━━━ Exercise passage

Bryan Tricoche, BS
Icahn School of Medicine at Mount Sinai
Chronic pelvic pain disorders (CPPDs) affect millions of women and are associated with persistent pain, reduced physical functioning, and high healthcare utilization. Although physical exercise is recommended for symptom management, there are currently no guidelines for optimal pain management in CPPDs. WorkoutCPP is a 9-week, N-of-1 personalized study built on the "ehive" mobile health platform, that uses reinforcement learning (RL) to adapt daily exercise recommendations to address this gap. Study participants track daily symptoms, quality of life, and relevant behaviors using "ehive", and wear an activity tracker for 9 weeks. These variables then inform the dynamic RL model updates. After a warm-up week of generic recommendations, the RL agent updates action probabilities using Bayesian sampling informed by prior exercise type, intensity, duration, and next-day pain reduction. The model continuously balances exploration and exploitation to identify prescriptions associated with improved outcomes while operating within predefined safety and preference constraints. Recommendations are sent through automated notifications to a participant’s smartphone, enabling real-time, AI-driven clinical decision support within a clinician-supervised framework. This study is the first of its kind to investigate AI-based personalized exercise for disease management in a gynecological disease setting. Findings will support global initiatives on nonpharmacologic pain management modalities.

━━━━━━

# Your tasks:
[A] Translate this sentence from the passage on chronic pelvic pain into Spanish: "Study participants track daily symptoms, quality of life, and relevant behaviors using "ehive", and wear an activity tracker for 9 weeks."
[B] Using the passage on chronic pelvic pain, answer these questions:
(i) What mobile health platform is WorkoutCPP built on?
(ii) What kind of recommendations do participants receive during the warm-up week?
(iii) How are the recommendations sent to participants?

━━━ Provided data

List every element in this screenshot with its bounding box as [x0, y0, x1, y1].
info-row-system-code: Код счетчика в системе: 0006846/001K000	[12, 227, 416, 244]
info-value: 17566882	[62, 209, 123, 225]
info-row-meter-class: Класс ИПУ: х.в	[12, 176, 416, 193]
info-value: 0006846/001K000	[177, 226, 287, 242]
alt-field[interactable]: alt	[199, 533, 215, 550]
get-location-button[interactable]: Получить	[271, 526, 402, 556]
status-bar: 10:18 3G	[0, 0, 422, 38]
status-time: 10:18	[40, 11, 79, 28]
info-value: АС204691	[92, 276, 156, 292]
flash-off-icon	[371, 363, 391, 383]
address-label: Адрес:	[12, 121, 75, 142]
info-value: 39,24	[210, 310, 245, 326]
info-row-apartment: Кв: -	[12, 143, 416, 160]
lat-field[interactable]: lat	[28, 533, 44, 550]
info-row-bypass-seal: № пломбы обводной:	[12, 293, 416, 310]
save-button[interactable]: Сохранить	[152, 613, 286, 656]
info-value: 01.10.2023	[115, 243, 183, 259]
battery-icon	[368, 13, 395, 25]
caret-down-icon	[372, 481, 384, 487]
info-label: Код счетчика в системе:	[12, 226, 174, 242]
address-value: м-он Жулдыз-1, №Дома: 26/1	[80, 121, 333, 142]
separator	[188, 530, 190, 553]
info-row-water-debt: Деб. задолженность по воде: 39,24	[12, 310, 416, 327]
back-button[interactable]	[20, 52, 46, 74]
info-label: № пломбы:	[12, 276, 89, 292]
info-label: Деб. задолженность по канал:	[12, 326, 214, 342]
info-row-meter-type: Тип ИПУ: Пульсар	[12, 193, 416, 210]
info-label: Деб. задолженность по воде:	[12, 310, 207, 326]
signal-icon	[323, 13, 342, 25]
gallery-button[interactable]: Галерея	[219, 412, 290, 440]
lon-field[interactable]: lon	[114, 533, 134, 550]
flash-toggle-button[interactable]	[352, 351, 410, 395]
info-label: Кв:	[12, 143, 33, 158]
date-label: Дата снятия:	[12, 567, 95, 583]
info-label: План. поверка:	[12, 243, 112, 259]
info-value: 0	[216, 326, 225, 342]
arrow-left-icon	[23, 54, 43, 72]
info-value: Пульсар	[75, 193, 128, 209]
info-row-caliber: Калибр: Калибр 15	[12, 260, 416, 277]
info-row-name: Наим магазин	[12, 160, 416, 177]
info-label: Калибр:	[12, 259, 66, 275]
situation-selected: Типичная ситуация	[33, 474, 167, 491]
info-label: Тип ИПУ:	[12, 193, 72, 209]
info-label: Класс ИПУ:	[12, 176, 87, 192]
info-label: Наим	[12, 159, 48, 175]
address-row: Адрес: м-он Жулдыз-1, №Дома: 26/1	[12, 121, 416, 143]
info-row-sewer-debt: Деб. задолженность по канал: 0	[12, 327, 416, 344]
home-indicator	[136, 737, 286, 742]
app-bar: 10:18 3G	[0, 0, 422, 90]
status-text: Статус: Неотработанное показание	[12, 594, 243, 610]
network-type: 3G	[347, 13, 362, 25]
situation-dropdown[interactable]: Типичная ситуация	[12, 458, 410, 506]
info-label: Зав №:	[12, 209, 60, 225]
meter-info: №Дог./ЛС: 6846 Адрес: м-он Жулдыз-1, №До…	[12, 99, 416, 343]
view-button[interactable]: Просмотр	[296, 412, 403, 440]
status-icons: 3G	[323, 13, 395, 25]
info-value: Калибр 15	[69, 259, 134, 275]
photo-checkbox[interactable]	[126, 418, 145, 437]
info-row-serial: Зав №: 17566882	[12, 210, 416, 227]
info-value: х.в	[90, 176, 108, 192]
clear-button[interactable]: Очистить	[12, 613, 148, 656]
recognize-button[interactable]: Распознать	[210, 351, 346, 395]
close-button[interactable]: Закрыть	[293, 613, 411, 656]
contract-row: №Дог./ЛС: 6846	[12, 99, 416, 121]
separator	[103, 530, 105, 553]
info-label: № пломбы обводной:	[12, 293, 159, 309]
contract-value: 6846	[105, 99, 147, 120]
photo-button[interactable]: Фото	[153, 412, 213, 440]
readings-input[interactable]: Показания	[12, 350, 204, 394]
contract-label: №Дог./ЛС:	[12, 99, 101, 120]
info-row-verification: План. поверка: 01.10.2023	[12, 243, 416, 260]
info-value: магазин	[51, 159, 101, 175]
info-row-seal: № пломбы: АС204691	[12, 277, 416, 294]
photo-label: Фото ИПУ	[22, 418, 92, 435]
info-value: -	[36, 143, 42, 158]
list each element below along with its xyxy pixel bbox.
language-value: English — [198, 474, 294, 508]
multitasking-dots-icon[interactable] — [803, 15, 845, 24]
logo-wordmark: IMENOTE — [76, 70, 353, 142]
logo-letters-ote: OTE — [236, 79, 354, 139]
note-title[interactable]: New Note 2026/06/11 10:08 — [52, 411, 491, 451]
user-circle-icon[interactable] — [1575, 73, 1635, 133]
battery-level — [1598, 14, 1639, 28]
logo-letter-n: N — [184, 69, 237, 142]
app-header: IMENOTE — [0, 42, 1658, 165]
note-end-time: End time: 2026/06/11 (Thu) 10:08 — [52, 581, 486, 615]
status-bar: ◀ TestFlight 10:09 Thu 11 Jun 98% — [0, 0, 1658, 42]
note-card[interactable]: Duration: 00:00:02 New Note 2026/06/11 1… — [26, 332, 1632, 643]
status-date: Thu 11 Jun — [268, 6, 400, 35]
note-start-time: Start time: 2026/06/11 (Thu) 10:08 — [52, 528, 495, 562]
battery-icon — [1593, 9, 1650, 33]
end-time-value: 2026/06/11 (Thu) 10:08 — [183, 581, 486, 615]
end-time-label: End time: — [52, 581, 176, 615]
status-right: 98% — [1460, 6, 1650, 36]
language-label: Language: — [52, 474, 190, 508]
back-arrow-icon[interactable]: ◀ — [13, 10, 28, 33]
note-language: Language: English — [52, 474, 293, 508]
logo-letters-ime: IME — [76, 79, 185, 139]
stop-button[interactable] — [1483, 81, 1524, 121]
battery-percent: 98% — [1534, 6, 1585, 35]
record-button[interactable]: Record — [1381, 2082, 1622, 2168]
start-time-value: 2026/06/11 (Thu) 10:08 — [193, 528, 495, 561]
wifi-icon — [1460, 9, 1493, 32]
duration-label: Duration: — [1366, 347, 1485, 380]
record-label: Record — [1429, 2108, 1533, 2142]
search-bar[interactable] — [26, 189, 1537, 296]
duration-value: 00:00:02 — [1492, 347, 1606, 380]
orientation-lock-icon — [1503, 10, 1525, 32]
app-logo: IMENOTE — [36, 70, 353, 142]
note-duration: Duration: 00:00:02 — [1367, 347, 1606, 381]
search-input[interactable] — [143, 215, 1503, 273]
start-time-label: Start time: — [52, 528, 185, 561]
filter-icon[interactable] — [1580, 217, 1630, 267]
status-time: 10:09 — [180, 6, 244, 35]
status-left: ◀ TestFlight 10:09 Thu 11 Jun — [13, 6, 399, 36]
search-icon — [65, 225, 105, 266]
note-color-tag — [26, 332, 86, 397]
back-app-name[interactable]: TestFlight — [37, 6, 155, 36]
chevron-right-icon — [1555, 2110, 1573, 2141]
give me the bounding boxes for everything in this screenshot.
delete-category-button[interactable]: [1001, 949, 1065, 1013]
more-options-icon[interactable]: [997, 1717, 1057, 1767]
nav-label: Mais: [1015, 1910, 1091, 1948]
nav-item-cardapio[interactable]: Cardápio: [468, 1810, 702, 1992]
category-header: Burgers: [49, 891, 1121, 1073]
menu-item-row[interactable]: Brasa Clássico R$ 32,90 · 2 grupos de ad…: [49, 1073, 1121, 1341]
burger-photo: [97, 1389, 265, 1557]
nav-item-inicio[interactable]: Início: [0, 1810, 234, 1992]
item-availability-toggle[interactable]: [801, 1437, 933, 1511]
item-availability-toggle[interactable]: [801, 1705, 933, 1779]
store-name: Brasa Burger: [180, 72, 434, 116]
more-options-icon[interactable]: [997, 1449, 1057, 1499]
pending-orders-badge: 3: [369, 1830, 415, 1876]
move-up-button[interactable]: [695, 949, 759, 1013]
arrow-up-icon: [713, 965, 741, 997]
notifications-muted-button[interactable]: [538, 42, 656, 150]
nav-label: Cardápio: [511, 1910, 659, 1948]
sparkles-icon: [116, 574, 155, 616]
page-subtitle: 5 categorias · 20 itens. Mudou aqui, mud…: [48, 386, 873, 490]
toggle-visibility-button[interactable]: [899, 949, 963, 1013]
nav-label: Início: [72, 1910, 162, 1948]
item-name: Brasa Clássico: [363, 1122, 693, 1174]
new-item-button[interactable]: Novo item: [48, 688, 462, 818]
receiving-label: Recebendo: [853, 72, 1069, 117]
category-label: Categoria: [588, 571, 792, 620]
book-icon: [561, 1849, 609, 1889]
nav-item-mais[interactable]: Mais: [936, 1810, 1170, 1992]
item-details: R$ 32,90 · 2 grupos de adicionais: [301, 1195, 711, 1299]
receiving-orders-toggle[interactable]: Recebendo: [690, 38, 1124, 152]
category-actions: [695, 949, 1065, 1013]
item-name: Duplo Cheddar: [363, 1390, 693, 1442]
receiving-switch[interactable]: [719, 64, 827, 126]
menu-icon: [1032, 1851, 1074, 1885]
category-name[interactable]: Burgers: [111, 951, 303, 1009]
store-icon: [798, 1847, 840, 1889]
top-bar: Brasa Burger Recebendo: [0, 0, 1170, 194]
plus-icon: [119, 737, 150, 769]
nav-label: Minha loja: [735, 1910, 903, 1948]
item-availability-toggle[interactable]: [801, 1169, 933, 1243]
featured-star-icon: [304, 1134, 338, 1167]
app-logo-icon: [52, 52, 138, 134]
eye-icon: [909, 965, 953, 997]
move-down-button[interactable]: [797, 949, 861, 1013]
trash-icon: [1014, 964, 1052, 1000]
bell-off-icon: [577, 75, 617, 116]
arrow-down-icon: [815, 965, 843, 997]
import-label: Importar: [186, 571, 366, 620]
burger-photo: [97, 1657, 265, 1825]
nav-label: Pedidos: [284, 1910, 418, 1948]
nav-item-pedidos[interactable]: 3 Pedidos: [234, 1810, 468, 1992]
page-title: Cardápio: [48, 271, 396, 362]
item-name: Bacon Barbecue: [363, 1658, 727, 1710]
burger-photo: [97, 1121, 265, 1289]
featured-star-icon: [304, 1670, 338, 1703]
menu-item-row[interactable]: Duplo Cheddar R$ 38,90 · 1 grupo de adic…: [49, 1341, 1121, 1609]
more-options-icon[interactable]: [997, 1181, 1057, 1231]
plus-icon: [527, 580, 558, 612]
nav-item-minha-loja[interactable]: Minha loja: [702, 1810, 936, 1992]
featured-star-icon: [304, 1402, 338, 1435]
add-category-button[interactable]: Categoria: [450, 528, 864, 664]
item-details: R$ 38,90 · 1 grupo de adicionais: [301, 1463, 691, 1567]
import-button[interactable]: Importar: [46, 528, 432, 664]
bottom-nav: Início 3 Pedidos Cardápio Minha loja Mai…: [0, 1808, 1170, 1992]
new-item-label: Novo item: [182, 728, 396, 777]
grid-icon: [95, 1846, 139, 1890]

━━━━━━

# Responses to the tasks:
[A] Los participantes del estudio registran a diario sus síntomas, su calidad de vida y sus conductas relevantes mediante "ehive", y llevan un monitor de actividad durante 9 semanas.

[B]
(i) The "ehive" mobile health platform.
(ii) Generic recommendations.
(iii) Through automated notifications to the participant's smartphone.